[start MATERIAL FOR THIS EXERCISE]
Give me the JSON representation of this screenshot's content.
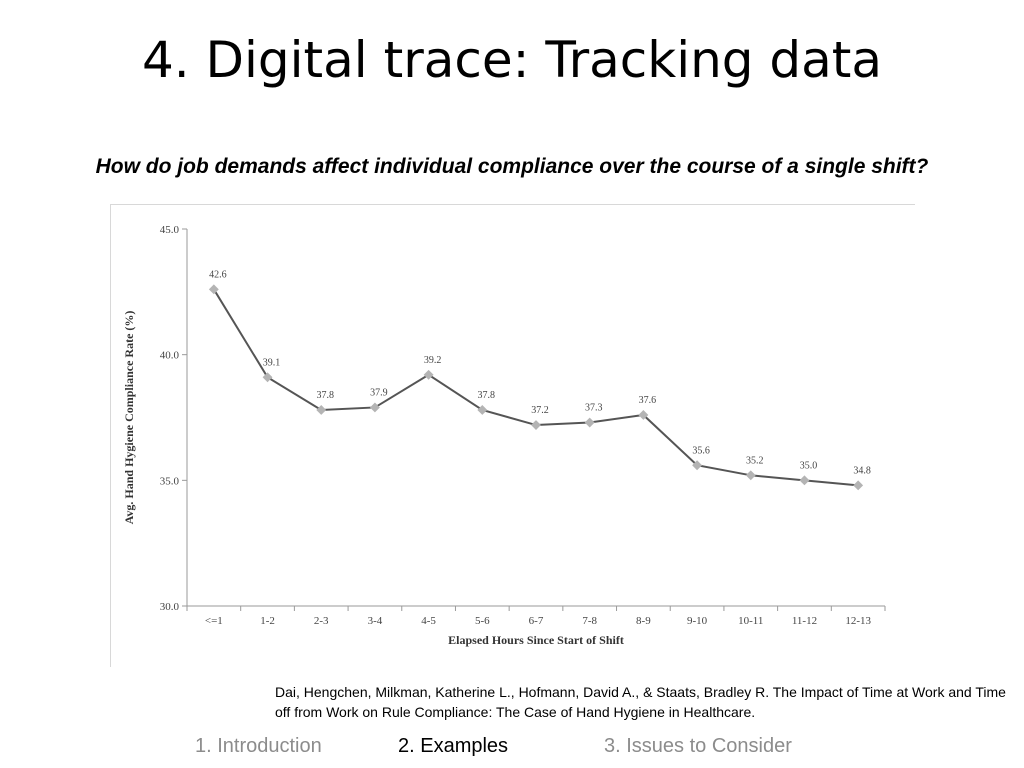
{
  "slide": {
    "title": "4. Digital trace: Tracking data",
    "question": "How do job demands affect individual compliance over the course of a single shift?"
  },
  "chart_data": {
    "type": "line",
    "categories": [
      "<=1",
      "1-2",
      "2-3",
      "3-4",
      "4-5",
      "5-6",
      "6-7",
      "7-8",
      "8-9",
      "9-10",
      "10-11",
      "11-12",
      "12-13"
    ],
    "series": [
      {
        "values": [
          42.6,
          39.1,
          37.8,
          37.9,
          39.2,
          37.8,
          37.2,
          37.3,
          37.6,
          35.6,
          35.2,
          35.0,
          34.8
        ]
      }
    ],
    "data_labels": [
      "42.6",
      "39.1",
      "37.8",
      "37.9",
      "39.2",
      "37.8",
      "37.2",
      "37.3",
      "37.6",
      "35.6",
      "35.2",
      "35.0",
      "34.8"
    ],
    "y_ticks": [
      "30.0",
      "35.0",
      "40.0",
      "45.0"
    ],
    "title": "",
    "xlabel": "Elapsed Hours Since Start of Shift",
    "ylabel": "Avg. Hand Hygiene Compliance Rate (%)",
    "ylim": [
      30,
      45
    ],
    "grid": false,
    "legend": "none",
    "line_color": "#555555",
    "marker_color": "#b4b4b4"
  },
  "citation": "Dai, Hengchen, Milkman, Katherine L., Hofmann, David A., & Staats, Bradley R. The Impact of Time at Work and Time off from Work on Rule Compliance: The Case of Hand Hygiene in Healthcare.",
  "nav": {
    "items": [
      "1. Introduction",
      "2. Examples",
      "3. Issues to Consider"
    ]
  }
}
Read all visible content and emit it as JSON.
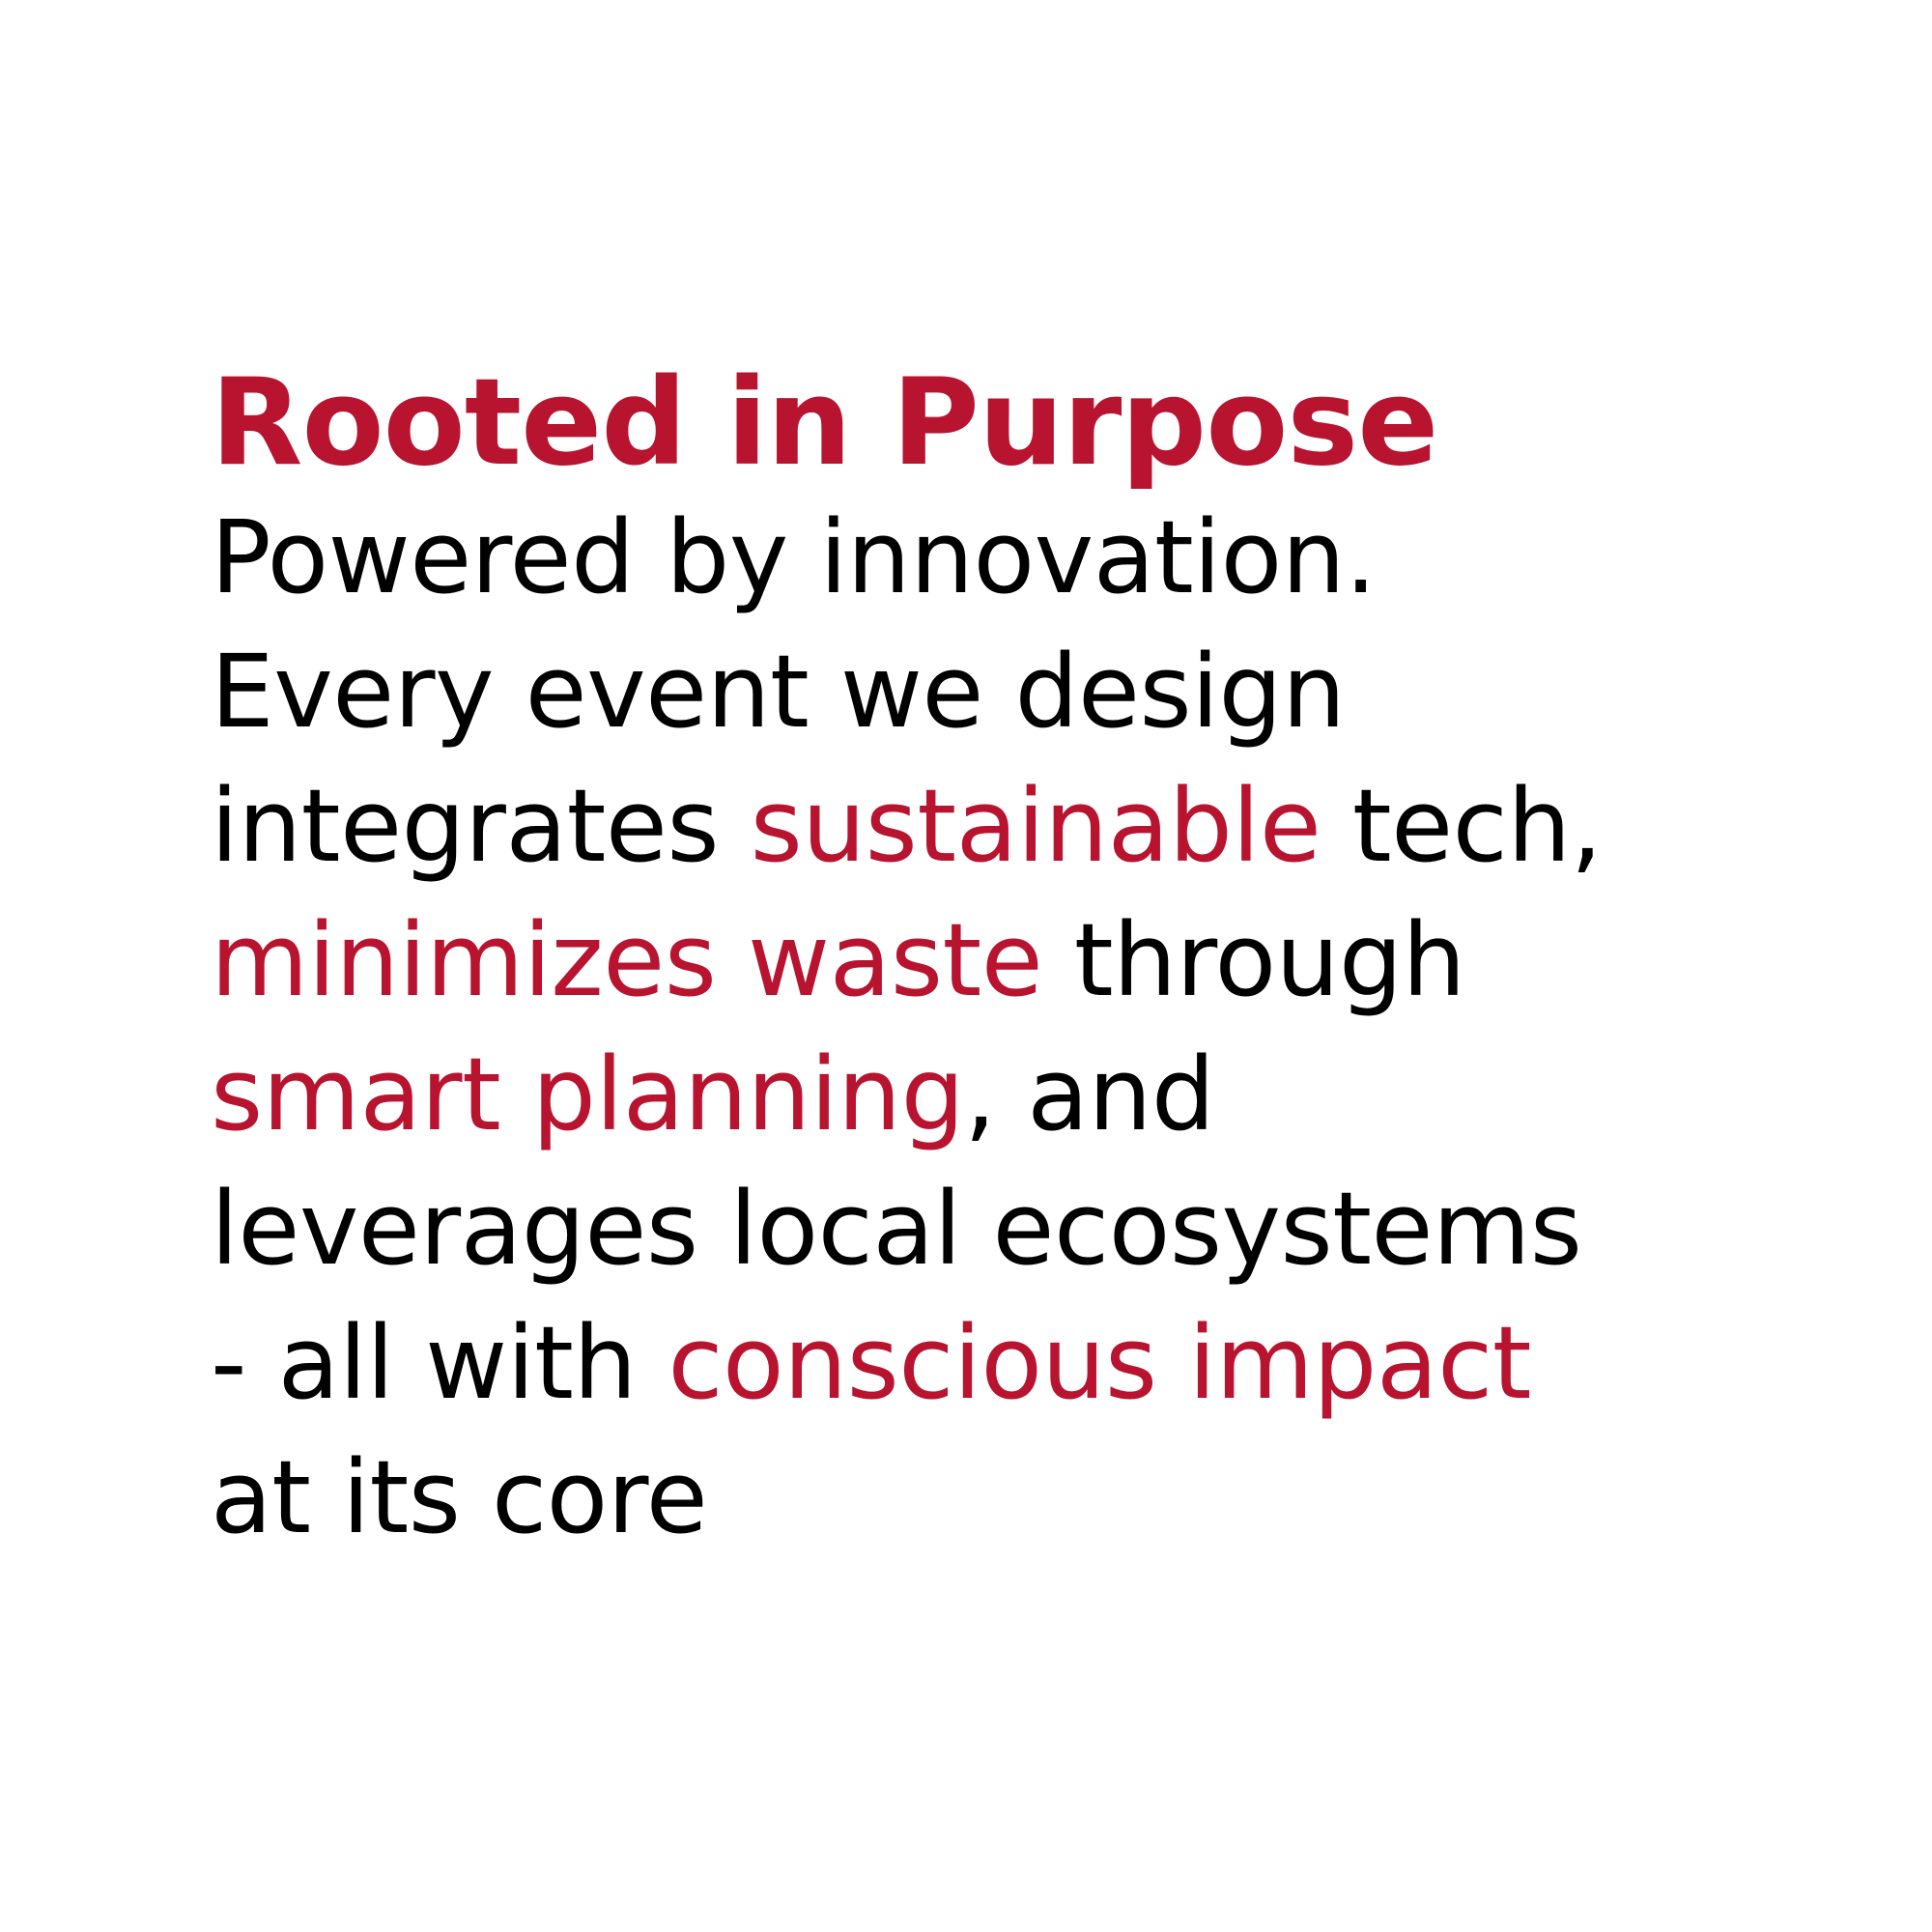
{
  "headline": "Rooted in Purpose",
  "accent_color": "#b8132f",
  "text_color": "#000000",
  "body_lines": [
    [
      {
        "text": "Powered by innovation.",
        "accent": false
      }
    ],
    [
      {
        "text": "Every event we design",
        "accent": false
      }
    ],
    [
      {
        "text": "integrates ",
        "accent": false
      },
      {
        "text": "sustainable",
        "accent": true
      },
      {
        "text": " tech,",
        "accent": false
      }
    ],
    [
      {
        "text": "minimizes waste",
        "accent": true
      },
      {
        "text": " through",
        "accent": false
      }
    ],
    [
      {
        "text": "smart planning",
        "accent": true
      },
      {
        "text": ", and",
        "accent": false
      }
    ],
    [
      {
        "text": "leverages local ecosystems",
        "accent": false
      }
    ],
    [
      {
        "text": "- all with ",
        "accent": false
      },
      {
        "text": "conscious impact",
        "accent": true
      }
    ],
    [
      {
        "text": "at its core",
        "accent": false
      }
    ]
  ]
}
[end MATERIAL FOR THIS EXERCISE]
INSTRUCTIONS FOR THE TASK - Drop the images and quote the entries word for word.

WRITTEN ANSWER -
Give me the JSON representation of this screenshot's content.
{
  "slide": {
    "title": "4. Digital trace: Tracking data",
    "question": "How do job demands affect individual compliance over the course of a single shift?"
  },
  "chart_data": {
    "type": "line",
    "categories": [
      "<=1",
      "1-2",
      "2-3",
      "3-4",
      "4-5",
      "5-6",
      "6-7",
      "7-8",
      "8-9",
      "9-10",
      "10-11",
      "11-12",
      "12-13"
    ],
    "series": [
      {
        "values": [
          42.6,
          39.1,
          37.8,
          37.9,
          39.2,
          37.8,
          37.2,
          37.3,
          37.6,
          35.6,
          35.2,
          35.0,
          34.8
        ]
      }
    ],
    "data_labels": [
      "42.6",
      "39.1",
      "37.8",
      "37.9",
      "39.2",
      "37.8",
      "37.2",
      "37.3",
      "37.6",
      "35.6",
      "35.2",
      "35.0",
      "34.8"
    ],
    "y_ticks": [
      "30.0",
      "35.0",
      "40.0",
      "45.0"
    ],
    "title": "",
    "xlabel": "Elapsed Hours Since Start of Shift",
    "ylabel": "Avg. Hand Hygiene Compliance Rate (%)",
    "ylim": [
      30,
      45
    ],
    "grid": false,
    "legend": "none",
    "line_color": "#555555",
    "marker_color": "#b4b4b4"
  },
  "citation": "Dai, Hengchen, Milkman, Katherine L., Hofmann, David A., & Staats, Bradley R. The Impact of Time at Work and Time off from Work on Rule Compliance: The Case of Hand Hygiene in Healthcare.",
  "nav": {
    "items": [
      "1. Introduction",
      "2. Examples",
      "3. Issues to Consider"
    ]
  }
}
Read all visible content and emit it as JSON.
{
  "headline": "Rooted in Purpose",
  "accent_color": "#b8132f",
  "text_color": "#000000",
  "body_lines": [
    [
      {
        "text": "Powered by innovation.",
        "accent": false
      }
    ],
    [
      {
        "text": "Every event we design",
        "accent": false
      }
    ],
    [
      {
        "text": "integrates ",
        "accent": false
      },
      {
        "text": "sustainable",
        "accent": true
      },
      {
        "text": " tech,",
        "accent": false
      }
    ],
    [
      {
        "text": "minimizes waste",
        "accent": true
      },
      {
        "text": " through",
        "accent": false
      }
    ],
    [
      {
        "text": "smart planning",
        "accent": true
      },
      {
        "text": ", and",
        "accent": false
      }
    ],
    [
      {
        "text": "leverages local ecosystems",
        "accent": false
      }
    ],
    [
      {
        "text": "- all with ",
        "accent": false
      },
      {
        "text": "conscious impact",
        "accent": true
      }
    ],
    [
      {
        "text": "at its core",
        "accent": false
      }
    ]
  ]
}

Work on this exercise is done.